start Material for this task

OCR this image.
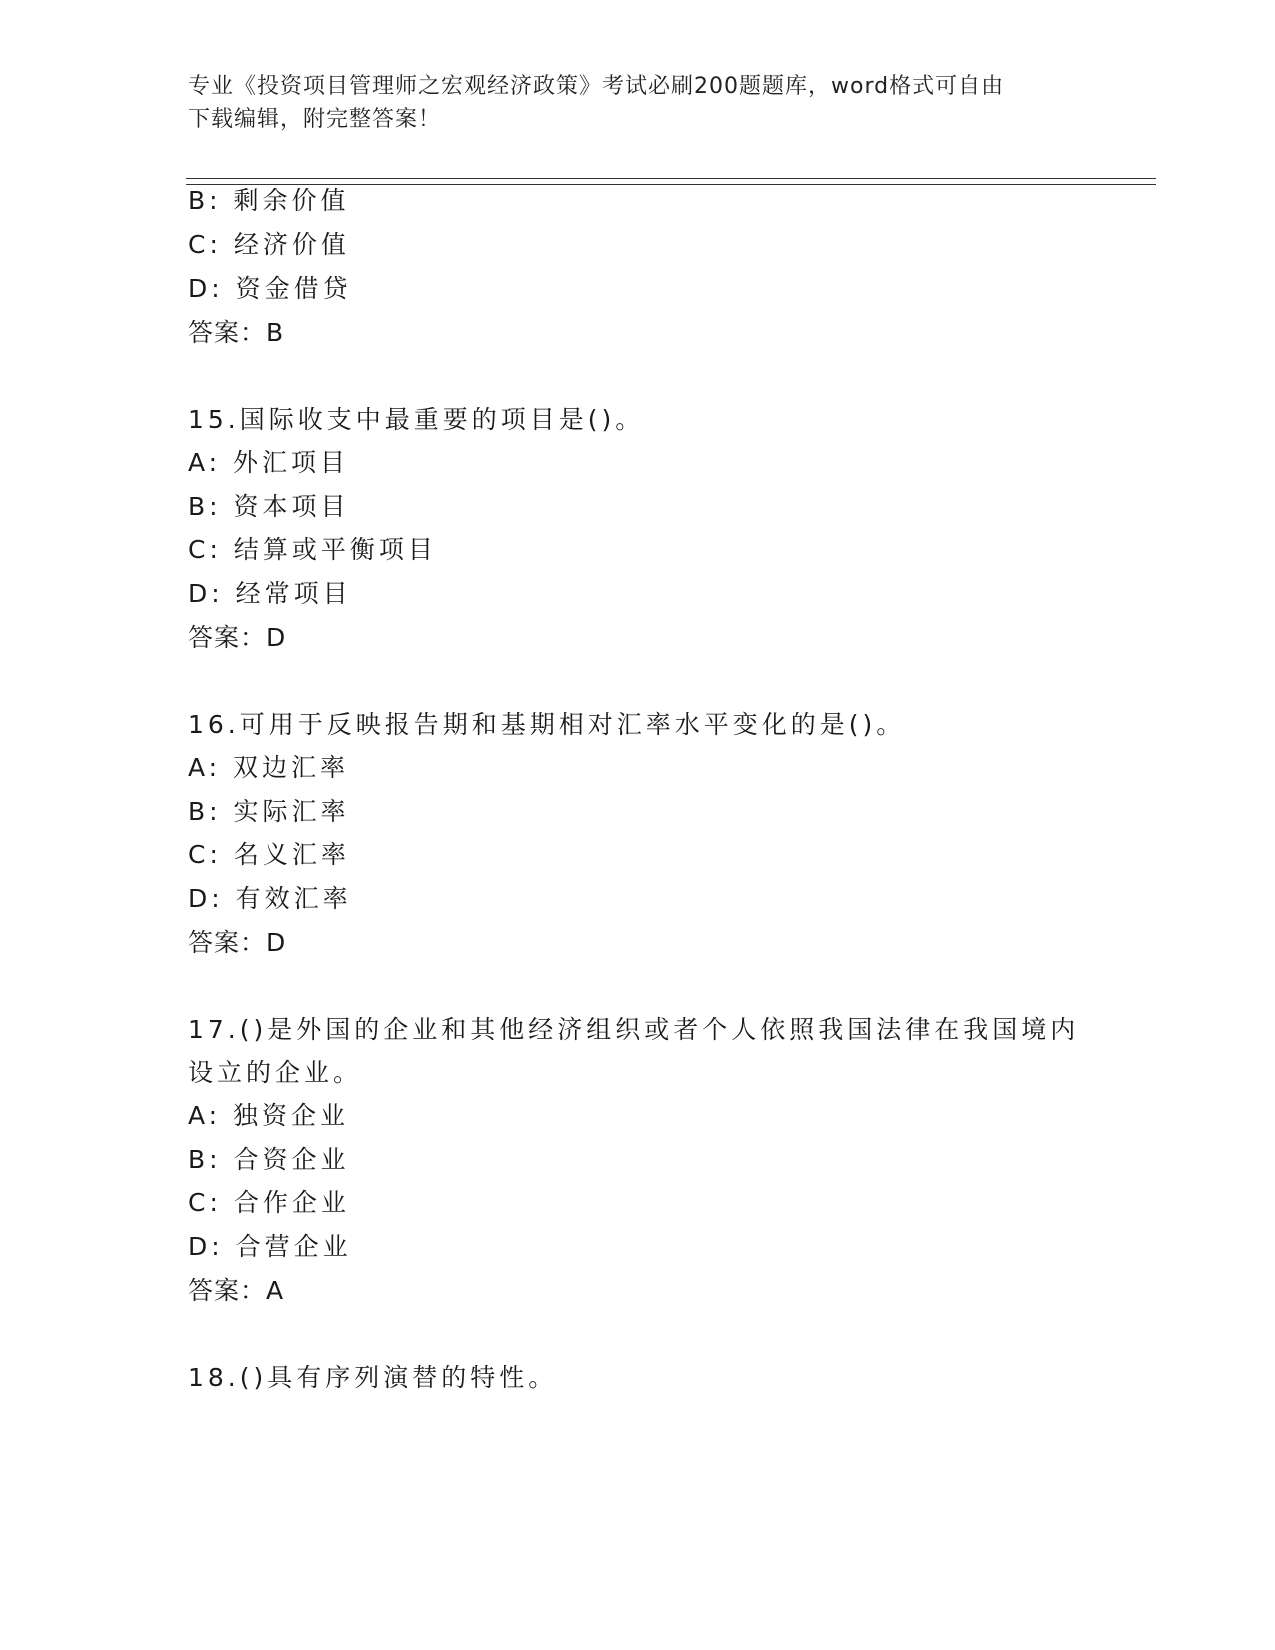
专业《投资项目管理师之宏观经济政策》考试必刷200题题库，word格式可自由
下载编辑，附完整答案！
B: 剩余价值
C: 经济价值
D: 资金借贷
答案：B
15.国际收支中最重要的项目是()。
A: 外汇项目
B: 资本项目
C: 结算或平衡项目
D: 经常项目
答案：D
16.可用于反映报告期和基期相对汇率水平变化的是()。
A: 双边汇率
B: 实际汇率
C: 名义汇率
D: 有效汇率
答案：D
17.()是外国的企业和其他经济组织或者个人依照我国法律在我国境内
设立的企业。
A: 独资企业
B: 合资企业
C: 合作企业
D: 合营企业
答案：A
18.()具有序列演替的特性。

end Material for this task

Give every line above again exactly, with no pictures.

Task solution:
OCR this image.
专业《投资项目管理师之宏观经济政策》考试必刷200题题库，word格式可自由
下载编辑，附完整答案！
B: 剩余价值
C: 经济价值
D: 资金借贷
答案：B
15.国际收支中最重要的项目是()。
A: 外汇项目
B: 资本项目
C: 结算或平衡项目
D: 经常项目
答案：D
16.可用于反映报告期和基期相对汇率水平变化的是()。
A: 双边汇率
B: 实际汇率
C: 名义汇率
D: 有效汇率
答案：D
17.()是外国的企业和其他经济组织或者个人依照我国法律在我国境内
设立的企业。
A: 独资企业
B: 合资企业
C: 合作企业
D: 合营企业
答案：A
18.()具有序列演替的特性。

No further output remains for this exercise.